**Instructions to follow**
Write out each entry, exactly the way it appears.

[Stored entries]
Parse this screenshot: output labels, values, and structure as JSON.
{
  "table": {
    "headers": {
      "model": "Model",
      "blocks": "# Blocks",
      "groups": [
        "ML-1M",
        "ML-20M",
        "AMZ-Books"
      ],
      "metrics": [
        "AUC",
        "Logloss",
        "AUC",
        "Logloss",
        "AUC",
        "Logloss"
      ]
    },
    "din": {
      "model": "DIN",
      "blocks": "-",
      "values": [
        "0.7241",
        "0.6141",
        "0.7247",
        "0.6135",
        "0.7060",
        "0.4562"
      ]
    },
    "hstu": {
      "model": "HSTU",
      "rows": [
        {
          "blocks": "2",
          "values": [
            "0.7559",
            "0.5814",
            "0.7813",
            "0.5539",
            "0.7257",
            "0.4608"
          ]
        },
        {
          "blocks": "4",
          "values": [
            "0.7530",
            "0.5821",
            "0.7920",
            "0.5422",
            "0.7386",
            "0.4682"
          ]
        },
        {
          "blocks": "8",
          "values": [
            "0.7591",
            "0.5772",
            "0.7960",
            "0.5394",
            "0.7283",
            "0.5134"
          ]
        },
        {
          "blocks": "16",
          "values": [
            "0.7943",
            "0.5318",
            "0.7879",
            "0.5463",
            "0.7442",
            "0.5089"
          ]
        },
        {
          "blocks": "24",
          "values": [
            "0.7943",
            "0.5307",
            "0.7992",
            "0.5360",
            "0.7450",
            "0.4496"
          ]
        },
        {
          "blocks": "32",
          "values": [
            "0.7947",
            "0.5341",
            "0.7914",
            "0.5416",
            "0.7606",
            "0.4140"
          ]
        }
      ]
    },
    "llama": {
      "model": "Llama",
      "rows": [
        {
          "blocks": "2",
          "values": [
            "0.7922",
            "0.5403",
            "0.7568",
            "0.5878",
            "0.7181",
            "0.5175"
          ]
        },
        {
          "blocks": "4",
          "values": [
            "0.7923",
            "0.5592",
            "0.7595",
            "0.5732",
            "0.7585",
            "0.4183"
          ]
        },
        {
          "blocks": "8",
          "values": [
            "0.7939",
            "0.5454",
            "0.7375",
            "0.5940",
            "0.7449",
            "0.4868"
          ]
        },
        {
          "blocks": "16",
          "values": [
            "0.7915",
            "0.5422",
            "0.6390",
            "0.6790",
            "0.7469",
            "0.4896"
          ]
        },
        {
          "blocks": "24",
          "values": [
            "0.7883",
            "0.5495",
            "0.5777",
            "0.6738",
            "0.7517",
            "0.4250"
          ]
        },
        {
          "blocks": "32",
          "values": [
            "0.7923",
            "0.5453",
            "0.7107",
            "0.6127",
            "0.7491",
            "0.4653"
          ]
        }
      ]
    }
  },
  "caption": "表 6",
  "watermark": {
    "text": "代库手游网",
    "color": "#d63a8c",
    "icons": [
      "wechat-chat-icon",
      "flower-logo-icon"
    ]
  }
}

**Solution to this task**
Parse this screenshot: output labels, values, and structure as JSON.
{
  "table": {
    "headers": {
      "model": "Model",
      "blocks": "# Blocks",
      "groups": [
        "ML-1M",
        "ML-20M",
        "AMZ-Books"
      ],
      "metrics": [
        "AUC",
        "Logloss",
        "AUC",
        "Logloss",
        "AUC",
        "Logloss"
      ]
    },
    "din": {
      "model": "DIN",
      "blocks": "-",
      "values": [
        "0.7241",
        "0.6141",
        "0.7247",
        "0.6135",
        "0.7060",
        "0.4562"
      ]
    },
    "hstu": {
      "model": "HSTU",
      "rows": [
        {
          "blocks": "2",
          "values": [
            "0.7559",
            "0.5814",
            "0.7813",
            "0.5539",
            "0.7257",
            "0.4608"
          ]
        },
        {
          "blocks": "4",
          "values": [
            "0.7530",
            "0.5821",
            "0.7920",
            "0.5422",
            "0.7386",
            "0.4682"
          ]
        },
        {
          "blocks": "8",
          "values": [
            "0.7591",
            "0.5772",
            "0.7960",
            "0.5394",
            "0.7283",
            "0.5134"
          ]
        },
        {
          "blocks": "16",
          "values": [
            "0.7943",
            "0.5318",
            "0.7879",
            "0.5463",
            "0.7442",
            "0.5089"
          ]
        },
        {
          "blocks": "24",
          "values": [
            "0.7943",
            "0.5307",
            "0.7992",
            "0.5360",
            "0.7450",
            "0.4496"
          ]
        },
        {
          "blocks": "32",
          "values": [
            "0.7947",
            "0.5341",
            "0.7914",
            "0.5416",
            "0.7606",
            "0.4140"
          ]
        }
      ]
    },
    "llama": {
      "model": "Llama",
      "rows": [
        {
          "blocks": "2",
          "values": [
            "0.7922",
            "0.5403",
            "0.7568",
            "0.5878",
            "0.7181",
            "0.5175"
          ]
        },
        {
          "blocks": "4",
          "values": [
            "0.7923",
            "0.5592",
            "0.7595",
            "0.5732",
            "0.7585",
            "0.4183"
          ]
        },
        {
          "blocks": "8",
          "values": [
            "0.7939",
            "0.5454",
            "0.7375",
            "0.5940",
            "0.7449",
            "0.4868"
          ]
        },
        {
          "blocks": "16",
          "values": [
            "0.7915",
            "0.5422",
            "0.6390",
            "0.6790",
            "0.7469",
            "0.4896"
          ]
        },
        {
          "blocks": "24",
          "values": [
            "0.7883",
            "0.5495",
            "0.5777",
            "0.6738",
            "0.7517",
            "0.4250"
          ]
        },
        {
          "blocks": "32",
          "values": [
            "0.7923",
            "0.5453",
            "0.7107",
            "0.6127",
            "0.7491",
            "0.4653"
          ]
        }
      ]
    }
  },
  "caption": "表 6",
  "watermark": {
    "text": "代库手游网",
    "color": "#d63a8c",
    "icons": [
      "wechat-chat-icon",
      "flower-logo-icon"
    ]
  }
}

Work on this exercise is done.